» **Task description**
Search the records below for the word "kind". Pull out each line that has it.

» **Provided data**
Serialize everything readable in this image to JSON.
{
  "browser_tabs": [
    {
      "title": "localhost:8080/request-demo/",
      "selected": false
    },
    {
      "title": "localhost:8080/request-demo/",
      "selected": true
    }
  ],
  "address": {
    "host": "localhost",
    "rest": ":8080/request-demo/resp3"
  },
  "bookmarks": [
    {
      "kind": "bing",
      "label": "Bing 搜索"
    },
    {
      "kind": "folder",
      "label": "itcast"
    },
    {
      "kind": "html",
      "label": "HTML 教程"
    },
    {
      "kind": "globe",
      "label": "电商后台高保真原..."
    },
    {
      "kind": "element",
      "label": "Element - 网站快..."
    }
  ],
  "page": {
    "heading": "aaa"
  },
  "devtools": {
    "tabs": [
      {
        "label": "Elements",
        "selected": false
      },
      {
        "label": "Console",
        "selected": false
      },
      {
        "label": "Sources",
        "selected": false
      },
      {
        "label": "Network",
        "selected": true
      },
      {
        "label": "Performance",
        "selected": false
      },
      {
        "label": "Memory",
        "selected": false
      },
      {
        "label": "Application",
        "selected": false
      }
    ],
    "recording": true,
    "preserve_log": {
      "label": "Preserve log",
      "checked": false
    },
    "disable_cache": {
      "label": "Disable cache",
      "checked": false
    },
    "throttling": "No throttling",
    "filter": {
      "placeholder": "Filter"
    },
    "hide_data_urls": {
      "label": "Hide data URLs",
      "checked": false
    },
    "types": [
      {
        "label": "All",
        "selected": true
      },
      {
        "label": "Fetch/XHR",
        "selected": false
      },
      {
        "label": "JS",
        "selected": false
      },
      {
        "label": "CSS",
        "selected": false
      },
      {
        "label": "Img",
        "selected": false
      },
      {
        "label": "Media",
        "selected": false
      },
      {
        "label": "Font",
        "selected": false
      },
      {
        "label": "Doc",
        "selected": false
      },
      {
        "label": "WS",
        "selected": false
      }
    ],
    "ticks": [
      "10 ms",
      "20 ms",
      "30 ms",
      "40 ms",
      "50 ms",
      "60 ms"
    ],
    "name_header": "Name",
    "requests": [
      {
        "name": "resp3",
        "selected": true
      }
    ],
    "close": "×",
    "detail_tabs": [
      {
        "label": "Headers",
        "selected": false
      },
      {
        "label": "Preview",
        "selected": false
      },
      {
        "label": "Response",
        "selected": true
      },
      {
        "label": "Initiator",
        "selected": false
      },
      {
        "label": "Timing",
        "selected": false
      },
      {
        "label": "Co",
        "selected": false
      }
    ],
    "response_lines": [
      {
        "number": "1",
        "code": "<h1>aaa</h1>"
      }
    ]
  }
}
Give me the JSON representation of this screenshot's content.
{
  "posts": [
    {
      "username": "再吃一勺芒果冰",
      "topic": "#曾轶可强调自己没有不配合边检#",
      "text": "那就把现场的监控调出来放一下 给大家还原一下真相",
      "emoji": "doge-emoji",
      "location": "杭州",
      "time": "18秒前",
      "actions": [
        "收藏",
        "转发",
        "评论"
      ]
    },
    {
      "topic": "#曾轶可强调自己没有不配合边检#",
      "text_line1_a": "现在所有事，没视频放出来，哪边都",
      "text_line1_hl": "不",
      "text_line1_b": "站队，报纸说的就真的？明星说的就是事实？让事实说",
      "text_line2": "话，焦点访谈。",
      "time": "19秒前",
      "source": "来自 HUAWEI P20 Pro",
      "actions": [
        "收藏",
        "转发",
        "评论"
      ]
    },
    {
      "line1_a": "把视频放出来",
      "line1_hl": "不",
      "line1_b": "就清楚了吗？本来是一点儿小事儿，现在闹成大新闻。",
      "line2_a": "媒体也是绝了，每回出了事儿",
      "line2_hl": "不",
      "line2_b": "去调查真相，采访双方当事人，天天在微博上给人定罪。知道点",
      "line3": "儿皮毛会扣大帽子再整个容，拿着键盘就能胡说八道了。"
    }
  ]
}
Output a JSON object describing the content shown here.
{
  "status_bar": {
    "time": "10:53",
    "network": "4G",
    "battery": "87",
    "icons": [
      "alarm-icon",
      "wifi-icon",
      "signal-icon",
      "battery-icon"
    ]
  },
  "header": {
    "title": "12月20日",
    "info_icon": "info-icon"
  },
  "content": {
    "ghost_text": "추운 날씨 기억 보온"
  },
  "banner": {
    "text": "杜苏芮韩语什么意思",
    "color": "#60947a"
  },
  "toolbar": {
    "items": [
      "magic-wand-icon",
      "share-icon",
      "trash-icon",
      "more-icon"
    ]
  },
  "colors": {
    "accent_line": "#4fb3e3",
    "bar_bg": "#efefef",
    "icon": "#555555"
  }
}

» **Result for this task**
      "kind": "bing",
      "kind": "folder",
      "kind": "html",
      "kind": "globe",
      "kind": "element",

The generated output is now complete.